TASK → Within the records below, find each line that holds the string "search", then copy it.

--- start of MATERIAL ---

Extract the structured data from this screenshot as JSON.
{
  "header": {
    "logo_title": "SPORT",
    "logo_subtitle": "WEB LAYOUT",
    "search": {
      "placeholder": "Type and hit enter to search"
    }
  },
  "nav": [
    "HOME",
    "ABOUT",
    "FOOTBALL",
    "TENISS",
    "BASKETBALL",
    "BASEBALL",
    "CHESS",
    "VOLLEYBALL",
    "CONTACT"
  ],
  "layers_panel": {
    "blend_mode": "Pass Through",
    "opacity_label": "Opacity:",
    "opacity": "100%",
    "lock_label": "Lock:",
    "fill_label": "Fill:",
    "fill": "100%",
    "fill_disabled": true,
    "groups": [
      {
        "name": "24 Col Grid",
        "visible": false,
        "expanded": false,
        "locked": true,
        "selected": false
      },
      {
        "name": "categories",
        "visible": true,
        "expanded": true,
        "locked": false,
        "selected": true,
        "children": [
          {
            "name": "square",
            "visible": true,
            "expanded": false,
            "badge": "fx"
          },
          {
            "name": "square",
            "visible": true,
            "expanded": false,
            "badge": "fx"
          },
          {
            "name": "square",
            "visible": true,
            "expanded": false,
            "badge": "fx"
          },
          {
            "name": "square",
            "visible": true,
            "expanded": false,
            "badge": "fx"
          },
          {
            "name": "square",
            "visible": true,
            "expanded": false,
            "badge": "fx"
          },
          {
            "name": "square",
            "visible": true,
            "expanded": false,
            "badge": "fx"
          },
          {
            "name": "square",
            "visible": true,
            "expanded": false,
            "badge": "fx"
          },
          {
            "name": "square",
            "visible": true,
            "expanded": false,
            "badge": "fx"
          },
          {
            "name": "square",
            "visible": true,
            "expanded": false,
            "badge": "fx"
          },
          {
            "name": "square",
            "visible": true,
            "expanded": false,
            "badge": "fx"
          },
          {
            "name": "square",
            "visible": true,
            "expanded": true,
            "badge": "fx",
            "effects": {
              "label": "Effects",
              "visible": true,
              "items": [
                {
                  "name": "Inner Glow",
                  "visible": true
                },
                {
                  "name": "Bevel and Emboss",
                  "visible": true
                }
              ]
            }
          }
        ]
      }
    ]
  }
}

--- end of MATERIAL ---

ANSWER →
    "search": {
      "placeholder": "Type and hit enter to search"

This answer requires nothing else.